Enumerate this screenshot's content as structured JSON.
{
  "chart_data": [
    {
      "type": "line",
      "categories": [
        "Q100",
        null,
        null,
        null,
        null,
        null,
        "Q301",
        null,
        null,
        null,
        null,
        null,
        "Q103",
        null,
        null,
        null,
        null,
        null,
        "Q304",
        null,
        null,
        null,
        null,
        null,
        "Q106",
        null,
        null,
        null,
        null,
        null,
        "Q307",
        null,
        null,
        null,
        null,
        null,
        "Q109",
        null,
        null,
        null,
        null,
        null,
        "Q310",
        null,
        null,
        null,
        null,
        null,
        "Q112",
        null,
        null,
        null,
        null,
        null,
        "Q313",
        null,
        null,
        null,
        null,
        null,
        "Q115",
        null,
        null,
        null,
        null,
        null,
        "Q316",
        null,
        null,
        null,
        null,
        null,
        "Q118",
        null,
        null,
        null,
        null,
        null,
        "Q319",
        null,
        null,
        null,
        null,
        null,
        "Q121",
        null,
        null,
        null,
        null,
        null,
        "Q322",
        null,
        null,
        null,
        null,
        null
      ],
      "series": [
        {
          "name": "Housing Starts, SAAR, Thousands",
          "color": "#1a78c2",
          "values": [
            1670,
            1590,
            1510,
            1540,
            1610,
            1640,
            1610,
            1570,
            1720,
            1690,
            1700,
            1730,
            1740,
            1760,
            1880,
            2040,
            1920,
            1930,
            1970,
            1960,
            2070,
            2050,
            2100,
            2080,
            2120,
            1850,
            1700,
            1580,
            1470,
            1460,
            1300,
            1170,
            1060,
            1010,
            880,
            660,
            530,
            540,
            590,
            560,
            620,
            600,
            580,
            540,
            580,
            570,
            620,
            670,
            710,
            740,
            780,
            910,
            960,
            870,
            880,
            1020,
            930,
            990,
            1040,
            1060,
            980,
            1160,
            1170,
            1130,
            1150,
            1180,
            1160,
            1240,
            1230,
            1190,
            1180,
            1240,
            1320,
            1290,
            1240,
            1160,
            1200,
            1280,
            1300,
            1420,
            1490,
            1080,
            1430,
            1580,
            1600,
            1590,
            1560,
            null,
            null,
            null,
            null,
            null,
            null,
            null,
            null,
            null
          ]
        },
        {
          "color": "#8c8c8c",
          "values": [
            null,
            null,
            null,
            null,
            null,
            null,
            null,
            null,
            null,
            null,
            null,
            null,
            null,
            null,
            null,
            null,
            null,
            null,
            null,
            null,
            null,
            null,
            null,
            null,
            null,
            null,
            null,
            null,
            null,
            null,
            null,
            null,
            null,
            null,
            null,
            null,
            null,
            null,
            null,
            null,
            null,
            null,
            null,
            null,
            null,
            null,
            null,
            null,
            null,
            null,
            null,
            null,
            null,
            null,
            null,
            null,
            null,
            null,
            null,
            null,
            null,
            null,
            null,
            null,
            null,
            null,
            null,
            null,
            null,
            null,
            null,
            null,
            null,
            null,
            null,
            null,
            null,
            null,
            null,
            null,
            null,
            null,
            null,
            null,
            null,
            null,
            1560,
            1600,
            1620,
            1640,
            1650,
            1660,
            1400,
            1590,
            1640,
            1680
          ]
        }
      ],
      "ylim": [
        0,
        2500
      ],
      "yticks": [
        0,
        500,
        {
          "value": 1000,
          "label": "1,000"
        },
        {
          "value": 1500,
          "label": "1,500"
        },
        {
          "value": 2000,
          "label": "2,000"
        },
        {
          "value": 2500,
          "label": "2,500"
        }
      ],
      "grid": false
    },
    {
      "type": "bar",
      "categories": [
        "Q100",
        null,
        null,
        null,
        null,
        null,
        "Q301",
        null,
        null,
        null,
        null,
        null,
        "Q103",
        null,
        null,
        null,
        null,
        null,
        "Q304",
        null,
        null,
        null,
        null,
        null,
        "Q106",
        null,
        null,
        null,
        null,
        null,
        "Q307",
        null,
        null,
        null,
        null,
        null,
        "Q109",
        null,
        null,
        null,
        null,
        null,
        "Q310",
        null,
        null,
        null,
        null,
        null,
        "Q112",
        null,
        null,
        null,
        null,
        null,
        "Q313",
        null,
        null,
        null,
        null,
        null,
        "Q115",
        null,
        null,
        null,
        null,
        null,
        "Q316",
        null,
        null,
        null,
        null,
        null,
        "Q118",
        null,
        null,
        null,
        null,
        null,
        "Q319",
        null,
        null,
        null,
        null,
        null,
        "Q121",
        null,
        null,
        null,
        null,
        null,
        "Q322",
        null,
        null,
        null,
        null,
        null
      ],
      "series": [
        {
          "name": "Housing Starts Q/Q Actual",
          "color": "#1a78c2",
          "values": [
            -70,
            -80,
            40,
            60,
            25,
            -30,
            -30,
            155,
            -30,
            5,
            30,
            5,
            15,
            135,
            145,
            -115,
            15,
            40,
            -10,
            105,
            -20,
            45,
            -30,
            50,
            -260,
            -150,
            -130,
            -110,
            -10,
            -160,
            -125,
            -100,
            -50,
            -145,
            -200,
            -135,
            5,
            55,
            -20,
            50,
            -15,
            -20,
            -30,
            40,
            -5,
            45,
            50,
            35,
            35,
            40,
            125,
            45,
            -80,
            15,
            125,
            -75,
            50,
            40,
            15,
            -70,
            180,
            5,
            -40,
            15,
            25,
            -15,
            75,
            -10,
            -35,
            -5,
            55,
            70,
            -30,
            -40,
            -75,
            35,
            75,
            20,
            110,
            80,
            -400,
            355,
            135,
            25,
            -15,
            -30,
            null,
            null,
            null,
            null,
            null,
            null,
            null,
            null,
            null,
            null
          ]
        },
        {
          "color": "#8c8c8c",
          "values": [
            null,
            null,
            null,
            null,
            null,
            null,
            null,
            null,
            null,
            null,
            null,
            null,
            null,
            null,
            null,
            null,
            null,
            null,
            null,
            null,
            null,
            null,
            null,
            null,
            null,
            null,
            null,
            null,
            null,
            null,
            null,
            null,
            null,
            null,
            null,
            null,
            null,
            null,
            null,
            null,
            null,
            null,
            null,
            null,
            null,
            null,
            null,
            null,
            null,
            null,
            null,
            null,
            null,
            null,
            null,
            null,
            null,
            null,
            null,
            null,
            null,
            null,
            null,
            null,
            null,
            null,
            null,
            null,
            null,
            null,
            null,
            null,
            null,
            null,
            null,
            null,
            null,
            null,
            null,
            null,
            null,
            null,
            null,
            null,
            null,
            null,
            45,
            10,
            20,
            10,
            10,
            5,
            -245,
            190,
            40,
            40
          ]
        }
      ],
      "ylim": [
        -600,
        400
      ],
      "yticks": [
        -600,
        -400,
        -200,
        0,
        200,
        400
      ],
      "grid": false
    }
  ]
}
* * * *
REQUEST: Find the lines above that include the string "name" and copy them.

RIGHT ANSWER:
          "name": "Housing Starts, SAAR, Thousands",
          "name": "Housing Starts Q/Q Actual",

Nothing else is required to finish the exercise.